What is required: Return all the entries exactly, keeping pictures out.

Given entries:
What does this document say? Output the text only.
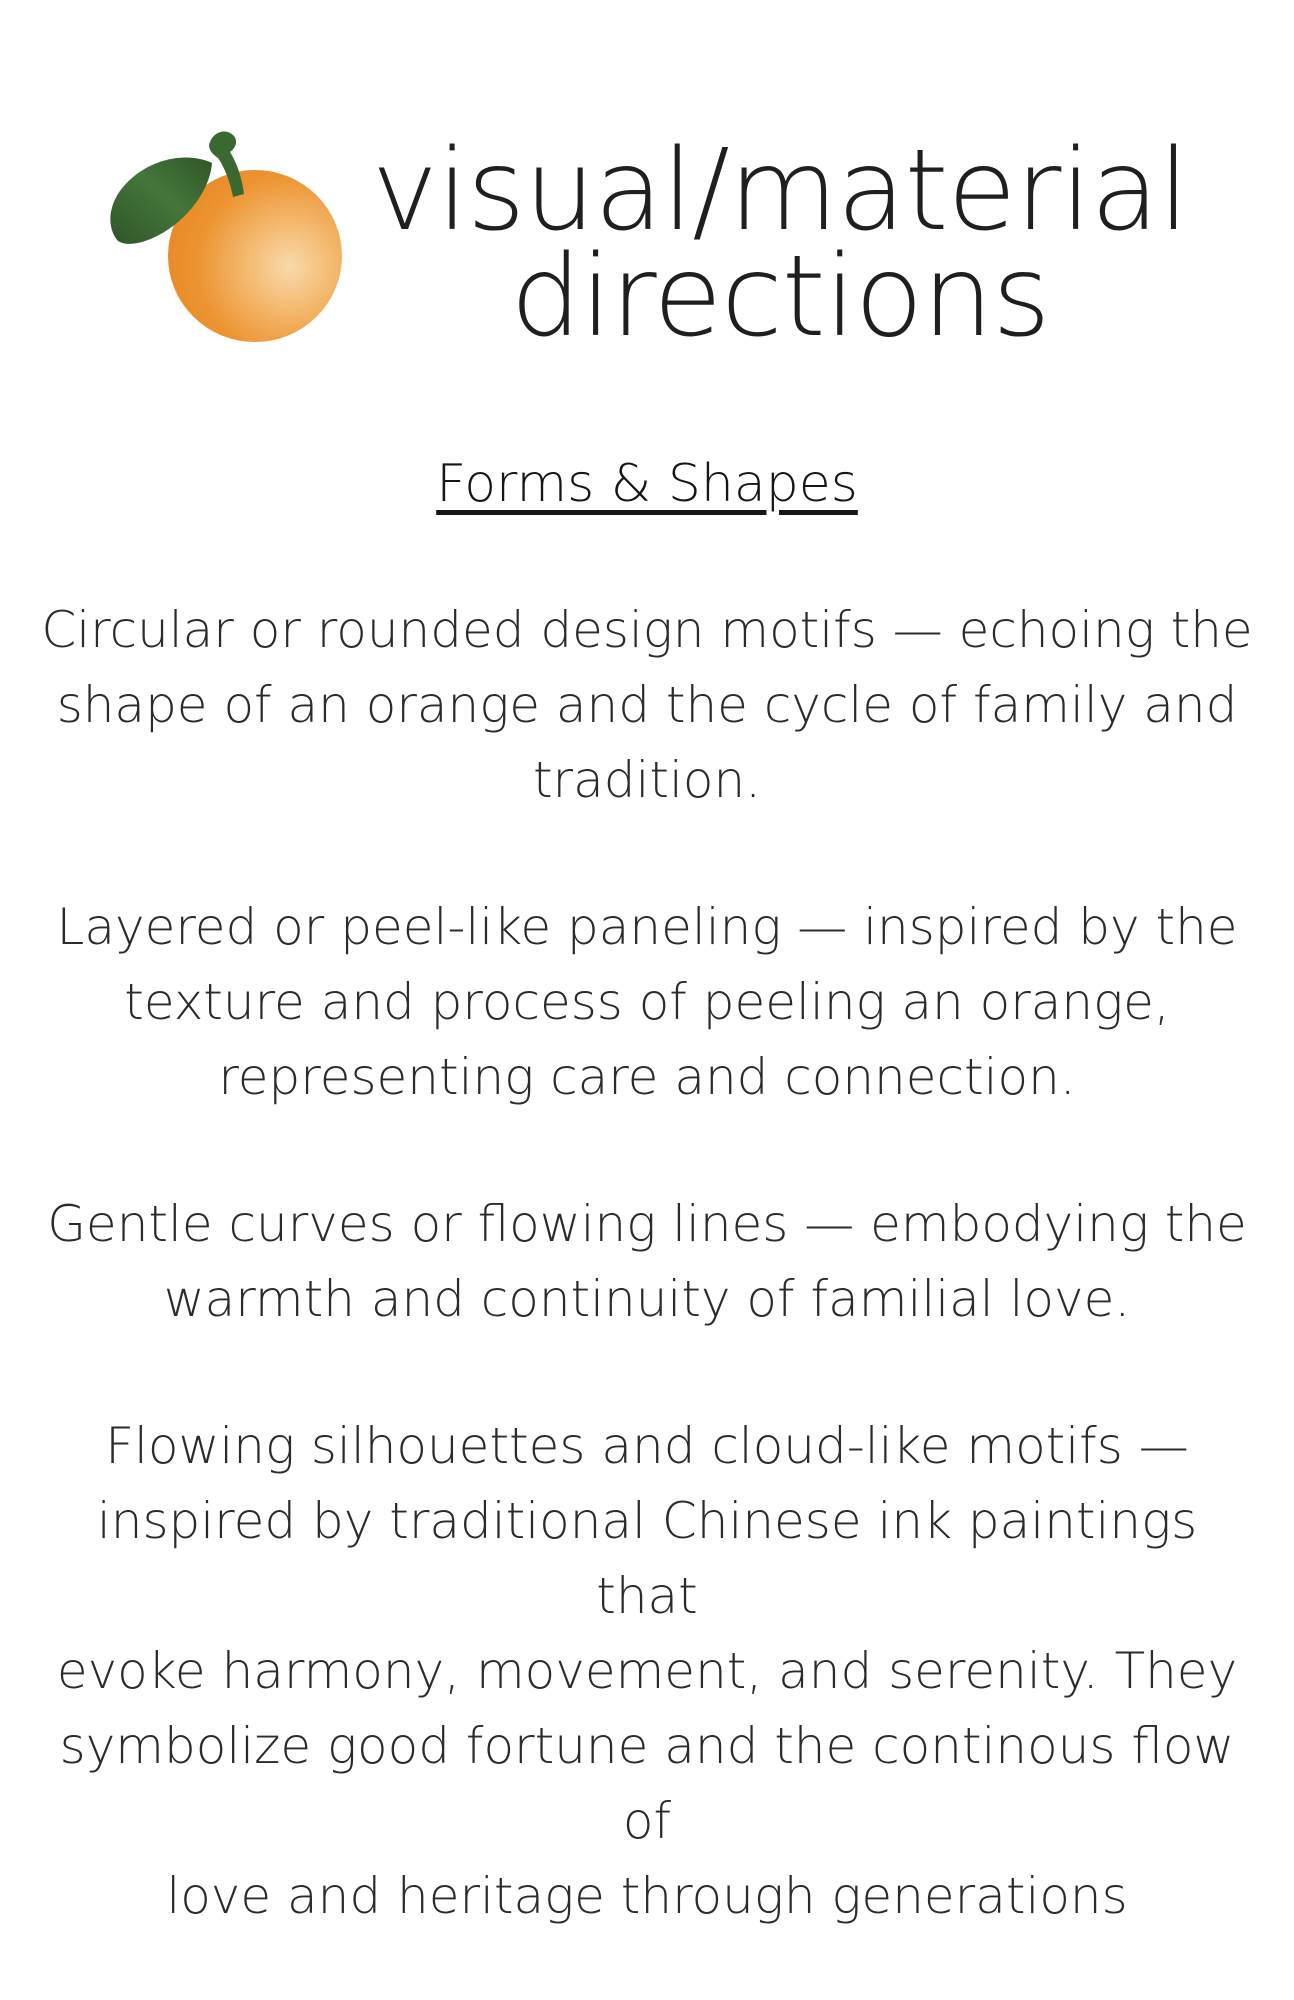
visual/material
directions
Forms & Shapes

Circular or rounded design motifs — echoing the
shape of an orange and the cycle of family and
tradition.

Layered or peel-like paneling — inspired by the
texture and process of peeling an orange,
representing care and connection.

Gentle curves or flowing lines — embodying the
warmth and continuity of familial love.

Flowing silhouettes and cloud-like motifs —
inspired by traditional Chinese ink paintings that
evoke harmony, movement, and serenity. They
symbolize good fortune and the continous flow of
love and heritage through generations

Output of the task:
What does this document say? Output the text only.
visual/material
directions
Forms & Shapes

Circular or rounded design motifs — echoing the
shape of an orange and the cycle of family and
tradition.

Layered or peel-like paneling — inspired by the
texture and process of peeling an orange,
representing care and connection.

Gentle curves or flowing lines — embodying the
warmth and continuity of familial love.

Flowing silhouettes and cloud-like motifs —
inspired by traditional Chinese ink paintings that
evoke harmony, movement, and serenity. They
symbolize good fortune and the continous flow of
love and heritage through generations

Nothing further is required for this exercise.